*Task statement*
Locate and copy all lines bearing the word "client".

*Stored data*
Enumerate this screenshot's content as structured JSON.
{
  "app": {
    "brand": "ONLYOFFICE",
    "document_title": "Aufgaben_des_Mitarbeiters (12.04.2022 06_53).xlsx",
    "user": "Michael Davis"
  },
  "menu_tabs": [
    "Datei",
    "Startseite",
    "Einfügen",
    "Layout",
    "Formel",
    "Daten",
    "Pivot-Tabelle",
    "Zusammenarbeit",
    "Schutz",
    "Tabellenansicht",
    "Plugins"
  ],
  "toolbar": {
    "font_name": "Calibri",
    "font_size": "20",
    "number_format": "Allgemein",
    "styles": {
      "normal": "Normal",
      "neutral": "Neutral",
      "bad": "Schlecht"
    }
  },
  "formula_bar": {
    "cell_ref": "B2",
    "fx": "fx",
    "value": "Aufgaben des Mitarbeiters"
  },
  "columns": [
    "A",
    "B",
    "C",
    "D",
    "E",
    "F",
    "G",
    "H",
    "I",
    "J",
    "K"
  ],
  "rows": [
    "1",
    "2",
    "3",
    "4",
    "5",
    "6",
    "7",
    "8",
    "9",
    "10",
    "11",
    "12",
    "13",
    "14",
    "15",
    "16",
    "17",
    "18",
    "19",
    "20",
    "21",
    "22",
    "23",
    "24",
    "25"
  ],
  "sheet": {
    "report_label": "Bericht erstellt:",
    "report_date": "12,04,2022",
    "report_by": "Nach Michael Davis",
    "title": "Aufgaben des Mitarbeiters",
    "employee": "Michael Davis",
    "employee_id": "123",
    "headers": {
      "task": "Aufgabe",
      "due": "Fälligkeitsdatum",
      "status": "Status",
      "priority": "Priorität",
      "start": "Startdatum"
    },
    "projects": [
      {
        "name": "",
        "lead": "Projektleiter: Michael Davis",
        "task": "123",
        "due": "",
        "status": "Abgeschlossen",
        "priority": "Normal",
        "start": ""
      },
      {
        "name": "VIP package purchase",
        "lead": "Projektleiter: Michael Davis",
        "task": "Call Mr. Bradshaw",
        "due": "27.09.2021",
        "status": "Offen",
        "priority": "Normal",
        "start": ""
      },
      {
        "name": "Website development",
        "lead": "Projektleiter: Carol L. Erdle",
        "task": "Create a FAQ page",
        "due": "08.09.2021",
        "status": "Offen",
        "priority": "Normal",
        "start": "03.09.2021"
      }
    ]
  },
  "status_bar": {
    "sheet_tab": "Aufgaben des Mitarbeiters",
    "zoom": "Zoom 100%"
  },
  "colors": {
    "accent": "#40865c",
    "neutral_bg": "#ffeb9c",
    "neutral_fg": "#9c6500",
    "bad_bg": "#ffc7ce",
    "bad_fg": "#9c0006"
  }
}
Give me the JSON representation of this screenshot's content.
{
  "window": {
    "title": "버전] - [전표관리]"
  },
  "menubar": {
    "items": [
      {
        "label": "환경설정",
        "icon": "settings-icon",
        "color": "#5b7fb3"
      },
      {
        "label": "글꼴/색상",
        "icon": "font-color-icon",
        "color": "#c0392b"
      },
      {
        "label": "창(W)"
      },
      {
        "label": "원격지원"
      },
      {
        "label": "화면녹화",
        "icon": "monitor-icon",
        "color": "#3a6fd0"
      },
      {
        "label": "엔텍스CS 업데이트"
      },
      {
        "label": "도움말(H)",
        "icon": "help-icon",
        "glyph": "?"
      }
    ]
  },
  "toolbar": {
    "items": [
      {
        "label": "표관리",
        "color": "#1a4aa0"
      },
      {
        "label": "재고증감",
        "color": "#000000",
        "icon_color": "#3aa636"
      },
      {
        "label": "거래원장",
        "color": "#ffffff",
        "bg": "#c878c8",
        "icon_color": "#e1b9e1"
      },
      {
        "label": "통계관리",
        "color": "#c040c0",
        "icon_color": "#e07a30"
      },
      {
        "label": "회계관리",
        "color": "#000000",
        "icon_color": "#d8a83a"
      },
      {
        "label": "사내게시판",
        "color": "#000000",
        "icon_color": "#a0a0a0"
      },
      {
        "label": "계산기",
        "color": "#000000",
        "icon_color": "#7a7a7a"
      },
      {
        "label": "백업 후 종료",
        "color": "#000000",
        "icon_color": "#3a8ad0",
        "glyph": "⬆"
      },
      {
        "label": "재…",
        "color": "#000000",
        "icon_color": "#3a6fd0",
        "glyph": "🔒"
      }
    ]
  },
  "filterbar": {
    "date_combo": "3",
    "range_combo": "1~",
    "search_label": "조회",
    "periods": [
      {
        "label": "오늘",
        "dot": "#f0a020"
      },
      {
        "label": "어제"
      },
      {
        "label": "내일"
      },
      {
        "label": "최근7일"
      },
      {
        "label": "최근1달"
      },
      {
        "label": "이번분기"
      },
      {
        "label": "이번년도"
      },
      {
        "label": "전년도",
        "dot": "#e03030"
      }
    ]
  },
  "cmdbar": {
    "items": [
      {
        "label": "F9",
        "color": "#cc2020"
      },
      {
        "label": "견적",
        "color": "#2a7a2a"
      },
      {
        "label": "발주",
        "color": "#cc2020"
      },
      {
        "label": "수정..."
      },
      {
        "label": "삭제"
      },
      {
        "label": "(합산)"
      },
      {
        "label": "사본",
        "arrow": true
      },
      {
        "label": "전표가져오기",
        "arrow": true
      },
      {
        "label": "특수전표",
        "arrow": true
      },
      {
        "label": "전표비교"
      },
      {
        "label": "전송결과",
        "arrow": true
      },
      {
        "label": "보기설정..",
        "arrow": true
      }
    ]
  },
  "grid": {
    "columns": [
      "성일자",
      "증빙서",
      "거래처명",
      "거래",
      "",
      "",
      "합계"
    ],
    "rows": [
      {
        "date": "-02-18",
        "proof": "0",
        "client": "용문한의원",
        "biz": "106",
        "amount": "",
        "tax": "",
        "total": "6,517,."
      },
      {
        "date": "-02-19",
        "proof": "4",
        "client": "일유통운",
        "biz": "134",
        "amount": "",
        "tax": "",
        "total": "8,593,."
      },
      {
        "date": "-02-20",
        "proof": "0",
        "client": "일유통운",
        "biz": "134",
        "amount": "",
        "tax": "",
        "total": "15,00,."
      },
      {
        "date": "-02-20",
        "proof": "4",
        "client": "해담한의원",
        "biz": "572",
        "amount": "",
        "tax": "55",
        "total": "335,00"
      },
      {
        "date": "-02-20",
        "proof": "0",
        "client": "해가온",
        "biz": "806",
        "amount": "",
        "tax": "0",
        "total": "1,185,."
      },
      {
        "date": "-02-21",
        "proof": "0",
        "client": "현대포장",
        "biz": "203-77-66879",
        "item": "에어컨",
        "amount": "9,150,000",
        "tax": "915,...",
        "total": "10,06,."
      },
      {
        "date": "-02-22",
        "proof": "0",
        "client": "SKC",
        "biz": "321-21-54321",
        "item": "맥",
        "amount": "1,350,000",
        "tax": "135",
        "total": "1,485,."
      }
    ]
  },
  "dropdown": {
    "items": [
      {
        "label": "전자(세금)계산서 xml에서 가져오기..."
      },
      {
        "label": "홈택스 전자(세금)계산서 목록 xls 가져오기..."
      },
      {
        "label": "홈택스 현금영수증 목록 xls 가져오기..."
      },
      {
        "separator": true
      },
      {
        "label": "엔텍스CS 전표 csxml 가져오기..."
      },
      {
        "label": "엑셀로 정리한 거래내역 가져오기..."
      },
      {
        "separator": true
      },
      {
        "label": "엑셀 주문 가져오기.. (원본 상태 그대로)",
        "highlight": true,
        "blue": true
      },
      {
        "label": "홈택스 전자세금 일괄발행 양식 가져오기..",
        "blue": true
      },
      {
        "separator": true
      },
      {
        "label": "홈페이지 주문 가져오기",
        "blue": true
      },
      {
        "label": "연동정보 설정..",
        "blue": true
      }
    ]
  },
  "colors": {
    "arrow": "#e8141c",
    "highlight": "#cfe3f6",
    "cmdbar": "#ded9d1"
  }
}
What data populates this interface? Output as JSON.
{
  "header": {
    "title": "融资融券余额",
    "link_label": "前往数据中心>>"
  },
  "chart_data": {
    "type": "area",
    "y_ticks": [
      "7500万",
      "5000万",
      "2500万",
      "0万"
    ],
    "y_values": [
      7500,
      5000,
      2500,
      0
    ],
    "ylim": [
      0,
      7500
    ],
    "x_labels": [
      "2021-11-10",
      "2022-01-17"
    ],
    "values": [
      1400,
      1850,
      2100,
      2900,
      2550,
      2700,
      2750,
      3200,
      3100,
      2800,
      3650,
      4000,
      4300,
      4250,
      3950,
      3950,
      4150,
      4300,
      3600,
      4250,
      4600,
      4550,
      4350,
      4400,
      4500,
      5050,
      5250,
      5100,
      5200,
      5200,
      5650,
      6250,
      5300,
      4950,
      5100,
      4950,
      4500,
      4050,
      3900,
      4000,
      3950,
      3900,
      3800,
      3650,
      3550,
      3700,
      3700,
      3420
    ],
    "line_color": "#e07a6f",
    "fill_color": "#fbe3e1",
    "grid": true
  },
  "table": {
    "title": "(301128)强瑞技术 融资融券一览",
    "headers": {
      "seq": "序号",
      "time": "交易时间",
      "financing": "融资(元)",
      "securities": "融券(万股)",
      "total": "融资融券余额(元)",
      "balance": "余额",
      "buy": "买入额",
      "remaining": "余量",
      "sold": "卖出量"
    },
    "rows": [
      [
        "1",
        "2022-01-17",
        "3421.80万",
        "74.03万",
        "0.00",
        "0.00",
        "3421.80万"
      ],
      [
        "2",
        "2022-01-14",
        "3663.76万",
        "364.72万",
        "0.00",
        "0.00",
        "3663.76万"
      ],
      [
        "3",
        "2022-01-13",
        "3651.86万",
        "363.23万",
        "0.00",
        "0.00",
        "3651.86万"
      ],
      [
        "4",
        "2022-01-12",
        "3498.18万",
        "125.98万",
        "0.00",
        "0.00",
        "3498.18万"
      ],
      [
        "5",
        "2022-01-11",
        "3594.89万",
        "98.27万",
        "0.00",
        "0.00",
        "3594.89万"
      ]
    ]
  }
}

*Exercise result*
        "client": "용문한의원",
        "client": "일유통운",
        "client": "일유통운",
        "client": "해담한의원",
        "client": "해가온",
        "client": "현대포장",
        "client": "SKC",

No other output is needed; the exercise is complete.